»»
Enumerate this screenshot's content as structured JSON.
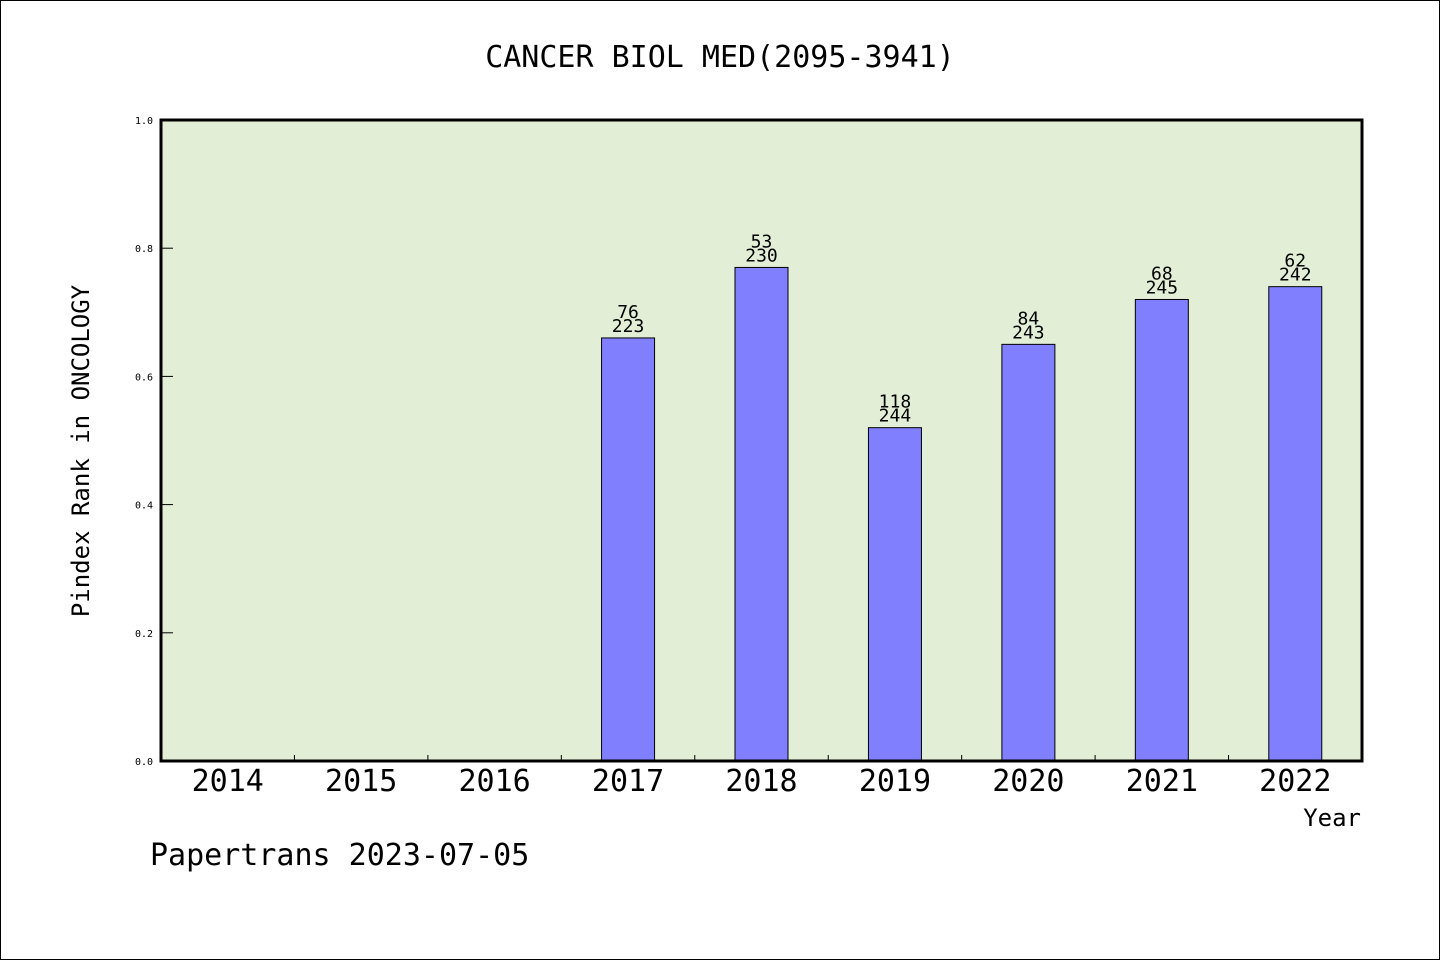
{
  "chart_data": {
    "type": "bar",
    "title": "CANCER BIOL MED(2095-3941)",
    "xlabel": "Year",
    "ylabel": "Pindex Rank in ONCOLOGY",
    "ylim": [
      0,
      1.0
    ],
    "yticks": [
      "0.0",
      "0.2",
      "0.4",
      "0.6",
      "0.8",
      "1.0"
    ],
    "categories": [
      "2014",
      "2015",
      "2016",
      "2017",
      "2018",
      "2019",
      "2020",
      "2021",
      "2022"
    ],
    "values": [
      null,
      null,
      null,
      0.66,
      0.77,
      0.52,
      0.65,
      0.72,
      0.74
    ],
    "labels_rank": [
      null,
      null,
      null,
      "76",
      "53",
      "118",
      "84",
      "68",
      "62"
    ],
    "labels_total": [
      null,
      null,
      null,
      "223",
      "230",
      "244",
      "243",
      "245",
      "242"
    ],
    "grid": false,
    "colors": {
      "plot_bg": "#e2efd6",
      "bar": "#8080ff"
    }
  },
  "footer": "Papertrans 2023-07-05"
}
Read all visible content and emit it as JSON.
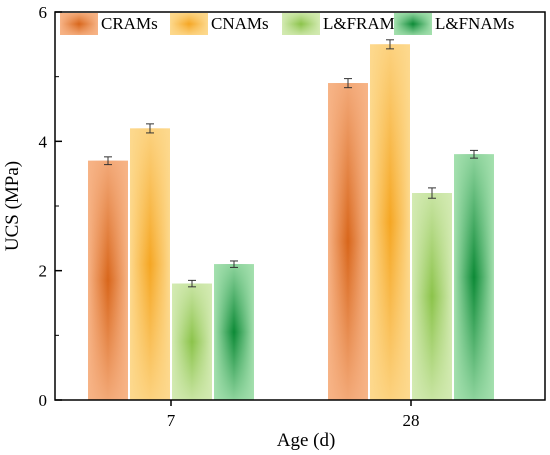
{
  "chart_data": {
    "type": "bar",
    "xlabel": "Age (d)",
    "ylabel": "UCS (MPa)",
    "categories": [
      "7",
      "28"
    ],
    "ylim": [
      0,
      6
    ],
    "yticks": [
      "0",
      "2",
      "4",
      "6"
    ],
    "legend_position": "top",
    "series": [
      {
        "name": "CRAMs",
        "values": [
          3.7,
          4.9
        ],
        "errors": [
          0.06,
          0.07
        ],
        "color_edge": "#f7b487",
        "color_center": "#d8661b"
      },
      {
        "name": "CNAMs",
        "values": [
          4.2,
          5.5
        ],
        "errors": [
          0.07,
          0.07
        ],
        "color_edge": "#fdd98e",
        "color_center": "#f5a623"
      },
      {
        "name": "L&FRAMs",
        "values": [
          1.8,
          3.2
        ],
        "errors": [
          0.05,
          0.08
        ],
        "color_edge": "#d3eab2",
        "color_center": "#8bc34a"
      },
      {
        "name": "L&FNAMs",
        "values": [
          2.1,
          3.8
        ],
        "errors": [
          0.05,
          0.06
        ],
        "color_edge": "#a4e0ae",
        "color_center": "#0c8a36"
      }
    ]
  }
}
««
_Exercise task_: Copy the material exactly. Do not include the pictures.

_Finished answer_:
Enumerate this screenshot's content as structured JSON.
{
  "chart_data": {
    "type": "bar",
    "title": "CANCER BIOL MED(2095-3941)",
    "xlabel": "Year",
    "ylabel": "Pindex Rank in ONCOLOGY",
    "ylim": [
      0,
      1.0
    ],
    "yticks": [
      "0.0",
      "0.2",
      "0.4",
      "0.6",
      "0.8",
      "1.0"
    ],
    "categories": [
      "2014",
      "2015",
      "2016",
      "2017",
      "2018",
      "2019",
      "2020",
      "2021",
      "2022"
    ],
    "values": [
      null,
      null,
      null,
      0.66,
      0.77,
      0.52,
      0.65,
      0.72,
      0.74
    ],
    "labels_rank": [
      null,
      null,
      null,
      "76",
      "53",
      "118",
      "84",
      "68",
      "62"
    ],
    "labels_total": [
      null,
      null,
      null,
      "223",
      "230",
      "244",
      "243",
      "245",
      "242"
    ],
    "grid": false,
    "colors": {
      "plot_bg": "#e2efd6",
      "bar": "#8080ff"
    }
  },
  "footer": "Papertrans 2023-07-05"
}
Read all visible content and emit it as JSON.
{
  "chart_data": {
    "type": "bar",
    "xlabel": "Age (d)",
    "ylabel": "UCS (MPa)",
    "categories": [
      "7",
      "28"
    ],
    "ylim": [
      0,
      6
    ],
    "yticks": [
      "0",
      "2",
      "4",
      "6"
    ],
    "legend_position": "top",
    "series": [
      {
        "name": "CRAMs",
        "values": [
          3.7,
          4.9
        ],
        "errors": [
          0.06,
          0.07
        ],
        "color_edge": "#f7b487",
        "color_center": "#d8661b"
      },
      {
        "name": "CNAMs",
        "values": [
          4.2,
          5.5
        ],
        "errors": [
          0.07,
          0.07
        ],
        "color_edge": "#fdd98e",
        "color_center": "#f5a623"
      },
      {
        "name": "L&FRAMs",
        "values": [
          1.8,
          3.2
        ],
        "errors": [
          0.05,
          0.08
        ],
        "color_edge": "#d3eab2",
        "color_center": "#8bc34a"
      },
      {
        "name": "L&FNAMs",
        "values": [
          2.1,
          3.8
        ],
        "errors": [
          0.05,
          0.06
        ],
        "color_edge": "#a4e0ae",
        "color_center": "#0c8a36"
      }
    ]
  }
}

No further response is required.